→ **BRIEF 1**:
In the records, switch "x-tick-label" to "horizontal-tick-label" in everything from the line containing "footer-bar: LMS 4.5.0.349" down to the line containing "logo-cn-glyph <box>22 51 47 75</box>", and give those lines again with nothing else changed.

→ **DOCUMENT SECTION**:
****

[MATRIX-SIG] Much ado about nothingness.

Aaron Watters arw@dante.mh.lucent.com
Tue, 8 Jul 1997 13:47:59 -0400


I'm not sure I'm following you.  Maybe a simple example would
help.  What do you want to do and what is a slow way to do it
(using lots of python loops if necessary).  Once we see that
someone (likely not me) can suggest how to speed it up using
Numeric (and maybe altering the representation).

Guessing:
Suppose you have a 2d array of prices for securities by time with another 2d array
of same shape that indicate which price listings are invalid/unknown.
Suppose you wish to apply the heuristic of copying the youngest price
into the unknown positions, and further suppose the prices at time 0
are all known.

****

(Data listing)
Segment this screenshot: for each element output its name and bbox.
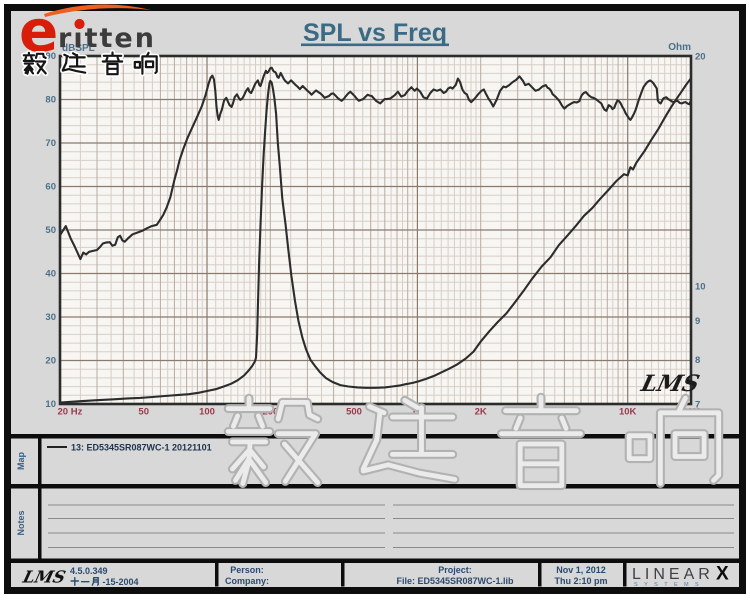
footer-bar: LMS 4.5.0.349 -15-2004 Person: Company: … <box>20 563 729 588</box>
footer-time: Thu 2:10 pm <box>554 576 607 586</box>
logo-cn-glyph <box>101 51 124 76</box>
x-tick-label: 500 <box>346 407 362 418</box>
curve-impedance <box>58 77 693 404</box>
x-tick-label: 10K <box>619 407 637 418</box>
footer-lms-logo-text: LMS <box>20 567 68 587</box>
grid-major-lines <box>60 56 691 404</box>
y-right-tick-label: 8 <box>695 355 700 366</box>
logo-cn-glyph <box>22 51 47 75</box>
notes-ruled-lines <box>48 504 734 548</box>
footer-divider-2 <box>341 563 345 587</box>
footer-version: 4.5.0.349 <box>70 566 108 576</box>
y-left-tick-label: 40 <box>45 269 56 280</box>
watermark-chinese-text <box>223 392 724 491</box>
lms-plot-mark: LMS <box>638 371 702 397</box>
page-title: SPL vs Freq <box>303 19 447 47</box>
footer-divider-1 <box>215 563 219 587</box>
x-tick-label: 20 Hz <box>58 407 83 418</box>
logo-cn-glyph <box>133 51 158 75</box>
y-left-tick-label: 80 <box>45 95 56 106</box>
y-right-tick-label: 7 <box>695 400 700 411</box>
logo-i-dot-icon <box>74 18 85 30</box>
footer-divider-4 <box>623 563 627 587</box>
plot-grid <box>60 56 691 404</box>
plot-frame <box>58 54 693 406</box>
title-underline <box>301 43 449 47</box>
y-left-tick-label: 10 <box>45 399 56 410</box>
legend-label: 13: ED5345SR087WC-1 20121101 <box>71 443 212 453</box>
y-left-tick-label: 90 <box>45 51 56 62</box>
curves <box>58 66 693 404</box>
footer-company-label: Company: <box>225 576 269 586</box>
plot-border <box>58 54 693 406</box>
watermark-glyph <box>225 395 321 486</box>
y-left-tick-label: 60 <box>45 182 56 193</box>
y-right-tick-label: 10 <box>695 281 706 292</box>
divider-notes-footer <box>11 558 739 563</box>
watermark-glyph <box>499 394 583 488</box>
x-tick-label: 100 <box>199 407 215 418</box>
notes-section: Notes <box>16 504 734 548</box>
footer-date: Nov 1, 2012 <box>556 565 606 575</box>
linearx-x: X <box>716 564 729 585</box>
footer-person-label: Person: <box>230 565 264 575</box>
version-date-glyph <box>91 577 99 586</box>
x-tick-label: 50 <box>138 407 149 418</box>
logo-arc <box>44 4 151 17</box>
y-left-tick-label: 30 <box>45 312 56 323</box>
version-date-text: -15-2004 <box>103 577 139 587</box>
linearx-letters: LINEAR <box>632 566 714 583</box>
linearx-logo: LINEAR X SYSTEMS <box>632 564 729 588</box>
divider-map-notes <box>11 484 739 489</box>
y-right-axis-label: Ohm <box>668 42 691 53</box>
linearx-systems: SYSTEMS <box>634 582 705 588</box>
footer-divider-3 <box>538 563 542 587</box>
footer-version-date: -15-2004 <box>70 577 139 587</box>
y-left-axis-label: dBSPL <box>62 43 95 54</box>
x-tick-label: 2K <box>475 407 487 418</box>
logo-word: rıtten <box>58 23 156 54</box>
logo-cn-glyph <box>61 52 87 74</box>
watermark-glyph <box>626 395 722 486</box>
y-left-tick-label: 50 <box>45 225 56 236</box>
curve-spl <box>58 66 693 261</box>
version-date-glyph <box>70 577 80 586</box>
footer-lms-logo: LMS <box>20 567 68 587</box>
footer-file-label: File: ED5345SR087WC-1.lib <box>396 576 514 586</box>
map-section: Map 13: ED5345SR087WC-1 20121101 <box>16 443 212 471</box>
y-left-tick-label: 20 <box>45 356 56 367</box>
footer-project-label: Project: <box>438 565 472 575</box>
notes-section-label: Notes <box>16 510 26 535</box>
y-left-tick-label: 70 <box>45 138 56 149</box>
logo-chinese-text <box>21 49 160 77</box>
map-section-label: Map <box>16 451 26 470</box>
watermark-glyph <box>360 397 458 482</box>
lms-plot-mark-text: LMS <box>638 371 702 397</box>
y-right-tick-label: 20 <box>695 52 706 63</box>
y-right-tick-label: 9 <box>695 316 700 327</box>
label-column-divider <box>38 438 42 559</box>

****

→ **BRIEF 2**:
In the mailing-list post, what heuristic is supposed for filling in the unknown price positions?

→ **RIGHT ANSWER 1**:
footer-bar: LMS 4.5.0.349 -15-2004 Person: Company: … <box>20 563 729 588</box>
footer-time: Thu 2:10 pm <box>554 576 607 586</box>
logo-cn-glyph <box>101 51 124 76</box>
horizontal-tick-label: 500 <box>346 407 362 418</box>
curve-impedance <box>58 77 693 404</box>
horizontal-tick-label: 10K <box>619 407 637 418</box>
footer-lms-logo-text: LMS <box>20 567 68 587</box>
grid-major-lines <box>60 56 691 404</box>
y-right-tick-label: 8 <box>695 355 700 366</box>
logo-cn-glyph <box>22 51 47 75</box>

→ **RIGHT ANSWER 2**:
Copying the youngest price into the unknown positions.